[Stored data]
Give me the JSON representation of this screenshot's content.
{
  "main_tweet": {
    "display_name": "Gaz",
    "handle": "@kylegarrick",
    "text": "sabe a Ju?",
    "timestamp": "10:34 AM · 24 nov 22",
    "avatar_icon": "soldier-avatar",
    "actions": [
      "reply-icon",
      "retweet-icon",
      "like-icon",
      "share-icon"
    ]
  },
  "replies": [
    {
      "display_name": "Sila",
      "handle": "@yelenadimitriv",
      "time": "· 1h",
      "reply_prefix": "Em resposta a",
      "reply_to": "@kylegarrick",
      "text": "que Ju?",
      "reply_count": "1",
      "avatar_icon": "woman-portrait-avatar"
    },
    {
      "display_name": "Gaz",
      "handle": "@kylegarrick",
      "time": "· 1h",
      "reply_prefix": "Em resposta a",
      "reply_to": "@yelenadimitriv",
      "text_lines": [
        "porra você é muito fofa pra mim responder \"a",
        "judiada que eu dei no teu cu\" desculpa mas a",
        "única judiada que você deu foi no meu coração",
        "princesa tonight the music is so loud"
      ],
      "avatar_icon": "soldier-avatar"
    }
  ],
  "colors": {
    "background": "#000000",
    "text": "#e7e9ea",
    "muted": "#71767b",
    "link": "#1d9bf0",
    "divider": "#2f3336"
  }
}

WHAT IS ASKED: From the records above, extract every entry verbatim.

OUTPUT OF THE TASK:
Give me the JSON representation of this screenshot's content.
{
  "main_tweet": {
    "display_name": "Gaz",
    "handle": "@kylegarrick",
    "text": "sabe a Ju?",
    "timestamp": "10:34 AM · 24 nov 22",
    "avatar_icon": "soldier-avatar",
    "actions": [
      "reply-icon",
      "retweet-icon",
      "like-icon",
      "share-icon"
    ]
  },
  "replies": [
    {
      "display_name": "Sila",
      "handle": "@yelenadimitriv",
      "time": "· 1h",
      "reply_prefix": "Em resposta a",
      "reply_to": "@kylegarrick",
      "text": "que Ju?",
      "reply_count": "1",
      "avatar_icon": "woman-portrait-avatar"
    },
    {
      "display_name": "Gaz",
      "handle": "@kylegarrick",
      "time": "· 1h",
      "reply_prefix": "Em resposta a",
      "reply_to": "@yelenadimitriv",
      "text_lines": [
        "porra você é muito fofa pra mim responder \"a",
        "judiada que eu dei no teu cu\" desculpa mas a",
        "única judiada que você deu foi no meu coração",
        "princesa tonight the music is so loud"
      ],
      "avatar_icon": "soldier-avatar"
    }
  ],
  "colors": {
    "background": "#000000",
    "text": "#e7e9ea",
    "muted": "#71767b",
    "link": "#1d9bf0",
    "divider": "#2f3336"
  }
}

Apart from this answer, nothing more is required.